- GOAL OF THE EXERCISE: Render this sentence from the sepsis metabolomics abstract into French: "Metabolomics is a potential approach for identifying small molecule biomarkers of kidney diseases."
== SUPPLIED TEXT
Metabolomics Analysis of the Development of Sepsis and Potential Biomarkers of Sepsis‐Induced Acute Kidney Injury

Abstract

Sepsis-induced acute kidney injury (SI-AKI) is a serious condition in critically ill patients. Currently, the diagnosis is based on either elevated serum creatinine levels or oliguria, which partially contribute to delayed recognition of AKI. Metabolomics is a potential approach for identifying small molecule biomarkers of kidney diseases. Here, we studied serum metabolomics alterations in rats with sepsis to identify early biomarkers of sepsis and SI-AKI. A rat model of SI-AKI was established by intraperitoneal injection of lipopolysaccharide (LPS). Thirty Sprague-Dawley (SD) rats were randomly divided into the control (CT) group and groups treated for 2 hours (LPS2) and 6 hours (LPS6) with LPS (10 rats per group). Nontargeted metabolomics screening was performed on the serum samples from the control and SI-AKI groups. Combined multivariate and univariate analysis was used for pairwise comparison of all groups to identify significantly altered serum metabolite levels in early-stage AKI in rats with sepsis. Orthogonal partial least squares discriminant analysis (OPLS-DA) showed obvious separation between the CT and LPS2 groups, CT and LPS6 groups, and LPS2 and LPS6 groups. All comparisons of the groups identified a series of differential metabolites according to the threshold defined for potential biomarkers. Intersections and summaries of these differential metabolites were used for pathway enrichment analysis. The results suggested that sepsis can cause an increase in systemic aerobic and anaerobic metabolism, an impairment of the oxygen supply, and uptake and abnormal fatty acid metabolism. Changes in the levels of malic acid, methionine sulfoxide, and petroselinic acid were consistently measured during the progression of sepsis. The development of sepsis was accompanied by the development of AKI, and these metabolic disorders are directly or indirectly related to the development of SI-AKI.
====
== INFORMATION SHOWN
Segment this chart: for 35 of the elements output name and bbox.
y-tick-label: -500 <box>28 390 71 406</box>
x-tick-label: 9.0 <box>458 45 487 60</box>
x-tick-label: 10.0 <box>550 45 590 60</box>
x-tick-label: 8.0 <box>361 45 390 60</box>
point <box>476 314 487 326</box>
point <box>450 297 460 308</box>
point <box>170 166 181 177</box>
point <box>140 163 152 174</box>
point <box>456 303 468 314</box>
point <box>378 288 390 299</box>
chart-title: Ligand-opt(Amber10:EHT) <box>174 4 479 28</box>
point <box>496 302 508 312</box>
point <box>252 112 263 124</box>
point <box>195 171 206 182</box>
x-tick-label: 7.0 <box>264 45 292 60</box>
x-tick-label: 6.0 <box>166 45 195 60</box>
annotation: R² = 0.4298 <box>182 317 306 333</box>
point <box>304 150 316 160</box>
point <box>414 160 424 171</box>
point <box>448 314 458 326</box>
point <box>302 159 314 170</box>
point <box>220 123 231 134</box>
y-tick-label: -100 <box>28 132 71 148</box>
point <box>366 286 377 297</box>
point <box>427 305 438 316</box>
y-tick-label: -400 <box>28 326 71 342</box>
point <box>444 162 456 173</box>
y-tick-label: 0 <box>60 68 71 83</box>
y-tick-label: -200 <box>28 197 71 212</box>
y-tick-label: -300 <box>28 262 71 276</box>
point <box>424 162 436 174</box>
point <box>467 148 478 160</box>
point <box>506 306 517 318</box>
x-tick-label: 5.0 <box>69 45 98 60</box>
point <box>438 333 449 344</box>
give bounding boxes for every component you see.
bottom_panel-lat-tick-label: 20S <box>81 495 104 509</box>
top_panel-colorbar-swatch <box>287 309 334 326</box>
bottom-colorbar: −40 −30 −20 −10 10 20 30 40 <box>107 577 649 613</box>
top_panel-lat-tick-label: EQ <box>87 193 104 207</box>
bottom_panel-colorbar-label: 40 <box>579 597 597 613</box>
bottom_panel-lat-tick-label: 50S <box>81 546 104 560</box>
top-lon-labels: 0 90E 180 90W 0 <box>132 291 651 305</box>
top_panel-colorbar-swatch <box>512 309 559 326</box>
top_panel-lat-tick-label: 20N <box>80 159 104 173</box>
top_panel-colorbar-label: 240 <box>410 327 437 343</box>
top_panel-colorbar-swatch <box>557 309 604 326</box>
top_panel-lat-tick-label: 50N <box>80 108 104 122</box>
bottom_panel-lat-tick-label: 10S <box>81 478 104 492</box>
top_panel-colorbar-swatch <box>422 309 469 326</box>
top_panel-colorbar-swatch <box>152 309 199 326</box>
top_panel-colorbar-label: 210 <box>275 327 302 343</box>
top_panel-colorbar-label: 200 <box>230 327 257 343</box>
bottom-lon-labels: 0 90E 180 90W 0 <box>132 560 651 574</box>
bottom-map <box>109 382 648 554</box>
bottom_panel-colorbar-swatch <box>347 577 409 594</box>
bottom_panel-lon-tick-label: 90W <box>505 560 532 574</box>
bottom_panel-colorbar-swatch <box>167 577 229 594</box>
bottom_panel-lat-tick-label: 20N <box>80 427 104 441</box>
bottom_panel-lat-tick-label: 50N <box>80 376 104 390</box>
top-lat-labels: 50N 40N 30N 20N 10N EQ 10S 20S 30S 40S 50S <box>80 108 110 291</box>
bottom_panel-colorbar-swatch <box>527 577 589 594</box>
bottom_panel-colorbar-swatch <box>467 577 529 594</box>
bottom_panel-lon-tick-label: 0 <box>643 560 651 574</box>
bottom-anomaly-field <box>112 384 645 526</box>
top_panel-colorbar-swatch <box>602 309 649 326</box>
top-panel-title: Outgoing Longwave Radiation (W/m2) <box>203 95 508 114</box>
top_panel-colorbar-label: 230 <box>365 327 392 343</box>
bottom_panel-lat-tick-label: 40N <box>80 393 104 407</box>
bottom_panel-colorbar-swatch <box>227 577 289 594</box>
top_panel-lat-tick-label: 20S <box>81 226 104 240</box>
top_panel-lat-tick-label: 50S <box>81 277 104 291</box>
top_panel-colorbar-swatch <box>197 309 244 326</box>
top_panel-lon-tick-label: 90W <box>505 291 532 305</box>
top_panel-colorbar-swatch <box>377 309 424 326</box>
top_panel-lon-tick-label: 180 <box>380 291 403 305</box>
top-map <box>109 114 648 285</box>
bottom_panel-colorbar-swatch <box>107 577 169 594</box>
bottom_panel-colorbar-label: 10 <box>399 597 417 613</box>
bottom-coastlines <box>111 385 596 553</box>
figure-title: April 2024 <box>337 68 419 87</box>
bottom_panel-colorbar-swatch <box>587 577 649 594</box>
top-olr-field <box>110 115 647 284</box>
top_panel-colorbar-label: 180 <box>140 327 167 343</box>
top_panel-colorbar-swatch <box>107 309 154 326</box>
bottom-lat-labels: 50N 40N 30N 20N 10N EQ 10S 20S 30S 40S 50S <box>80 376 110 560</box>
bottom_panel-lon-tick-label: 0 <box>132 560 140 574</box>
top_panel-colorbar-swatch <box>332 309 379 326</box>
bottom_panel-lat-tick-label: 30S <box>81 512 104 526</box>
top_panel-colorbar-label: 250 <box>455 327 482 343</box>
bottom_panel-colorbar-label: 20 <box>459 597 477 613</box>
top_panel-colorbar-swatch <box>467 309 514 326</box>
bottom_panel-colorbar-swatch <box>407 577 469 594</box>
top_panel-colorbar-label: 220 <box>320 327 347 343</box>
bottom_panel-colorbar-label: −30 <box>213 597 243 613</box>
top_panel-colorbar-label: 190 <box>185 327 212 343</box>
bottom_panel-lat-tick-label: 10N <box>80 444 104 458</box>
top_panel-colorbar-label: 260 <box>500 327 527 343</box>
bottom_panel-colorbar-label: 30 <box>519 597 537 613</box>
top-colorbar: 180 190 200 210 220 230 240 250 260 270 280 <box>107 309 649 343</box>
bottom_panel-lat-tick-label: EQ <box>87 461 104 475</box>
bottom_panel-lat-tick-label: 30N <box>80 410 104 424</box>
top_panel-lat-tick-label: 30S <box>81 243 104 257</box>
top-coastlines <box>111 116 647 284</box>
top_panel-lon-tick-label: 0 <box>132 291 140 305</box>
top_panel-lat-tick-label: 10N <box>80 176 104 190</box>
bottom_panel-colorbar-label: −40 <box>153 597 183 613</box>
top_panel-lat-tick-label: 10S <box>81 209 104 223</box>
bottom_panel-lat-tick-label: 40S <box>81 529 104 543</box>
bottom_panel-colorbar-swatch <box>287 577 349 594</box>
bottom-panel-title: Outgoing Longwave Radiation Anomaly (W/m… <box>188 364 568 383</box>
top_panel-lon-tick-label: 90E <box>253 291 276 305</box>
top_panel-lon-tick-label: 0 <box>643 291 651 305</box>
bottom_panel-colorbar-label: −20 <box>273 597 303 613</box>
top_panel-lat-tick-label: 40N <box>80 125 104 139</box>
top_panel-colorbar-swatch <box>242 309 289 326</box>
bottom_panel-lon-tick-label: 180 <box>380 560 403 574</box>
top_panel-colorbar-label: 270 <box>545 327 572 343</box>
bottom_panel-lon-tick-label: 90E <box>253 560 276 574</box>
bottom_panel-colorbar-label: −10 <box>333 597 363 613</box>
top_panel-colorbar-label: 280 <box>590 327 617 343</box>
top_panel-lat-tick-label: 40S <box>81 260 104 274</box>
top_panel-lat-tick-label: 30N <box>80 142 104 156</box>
====
- TASK RESPONSE: La métabolomique est une approche potentielle pour identifier des biomarqueurs de petites molécules des maladies rénales.